All of the material below is to be repeated exactly.

LISTED RECORDS =
____

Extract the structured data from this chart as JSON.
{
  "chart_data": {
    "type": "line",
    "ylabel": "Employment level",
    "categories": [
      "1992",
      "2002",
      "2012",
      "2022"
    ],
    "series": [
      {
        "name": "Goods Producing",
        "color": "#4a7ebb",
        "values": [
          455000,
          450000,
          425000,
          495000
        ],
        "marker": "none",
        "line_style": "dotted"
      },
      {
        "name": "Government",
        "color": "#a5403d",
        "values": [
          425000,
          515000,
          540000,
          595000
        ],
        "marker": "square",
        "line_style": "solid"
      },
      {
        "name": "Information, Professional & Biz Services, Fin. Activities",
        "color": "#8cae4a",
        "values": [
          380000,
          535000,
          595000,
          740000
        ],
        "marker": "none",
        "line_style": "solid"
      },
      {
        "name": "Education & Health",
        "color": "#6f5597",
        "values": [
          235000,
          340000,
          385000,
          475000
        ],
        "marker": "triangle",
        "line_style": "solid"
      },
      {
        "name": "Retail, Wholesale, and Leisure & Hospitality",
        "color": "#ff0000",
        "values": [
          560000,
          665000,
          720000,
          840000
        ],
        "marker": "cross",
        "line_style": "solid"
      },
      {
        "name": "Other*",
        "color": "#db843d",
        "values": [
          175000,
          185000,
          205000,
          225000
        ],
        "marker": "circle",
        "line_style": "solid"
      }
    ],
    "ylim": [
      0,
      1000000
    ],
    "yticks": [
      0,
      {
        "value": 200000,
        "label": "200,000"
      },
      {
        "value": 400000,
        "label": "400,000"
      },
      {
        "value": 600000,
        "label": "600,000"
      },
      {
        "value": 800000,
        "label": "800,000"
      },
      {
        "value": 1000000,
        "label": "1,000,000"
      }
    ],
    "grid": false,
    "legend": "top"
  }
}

____

RESPONSE =
Extract the structured data from this chart as JSON.
{
  "chart_data": {
    "type": "line",
    "ylabel": "Employment level",
    "categories": [
      "1992",
      "2002",
      "2012",
      "2022"
    ],
    "series": [
      {
        "name": "Goods Producing",
        "color": "#4a7ebb",
        "values": [
          455000,
          450000,
          425000,
          495000
        ],
        "marker": "none",
        "line_style": "dotted"
      },
      {
        "name": "Government",
        "color": "#a5403d",
        "values": [
          425000,
          515000,
          540000,
          595000
        ],
        "marker": "square",
        "line_style": "solid"
      },
      {
        "name": "Information, Professional & Biz Services, Fin. Activities",
        "color": "#8cae4a",
        "values": [
          380000,
          535000,
          595000,
          740000
        ],
        "marker": "none",
        "line_style": "solid"
      },
      {
        "name": "Education & Health",
        "color": "#6f5597",
        "values": [
          235000,
          340000,
          385000,
          475000
        ],
        "marker": "triangle",
        "line_style": "solid"
      },
      {
        "name": "Retail, Wholesale, and Leisure & Hospitality",
        "color": "#ff0000",
        "values": [
          560000,
          665000,
          720000,
          840000
        ],
        "marker": "cross",
        "line_style": "solid"
      },
      {
        "name": "Other*",
        "color": "#db843d",
        "values": [
          175000,
          185000,
          205000,
          225000
        ],
        "marker": "circle",
        "line_style": "solid"
      }
    ],
    "ylim": [
      0,
      1000000
    ],
    "yticks": [
      0,
      {
        "value": 200000,
        "label": "200,000"
      },
      {
        "value": 400000,
        "label": "400,000"
      },
      {
        "value": 600000,
        "label": "600,000"
      },
      {
        "value": 800000,
        "label": "800,000"
      },
      {
        "value": 1000000,
        "label": "1,000,000"
      }
    ],
    "grid": false,
    "legend": "top"
  }
}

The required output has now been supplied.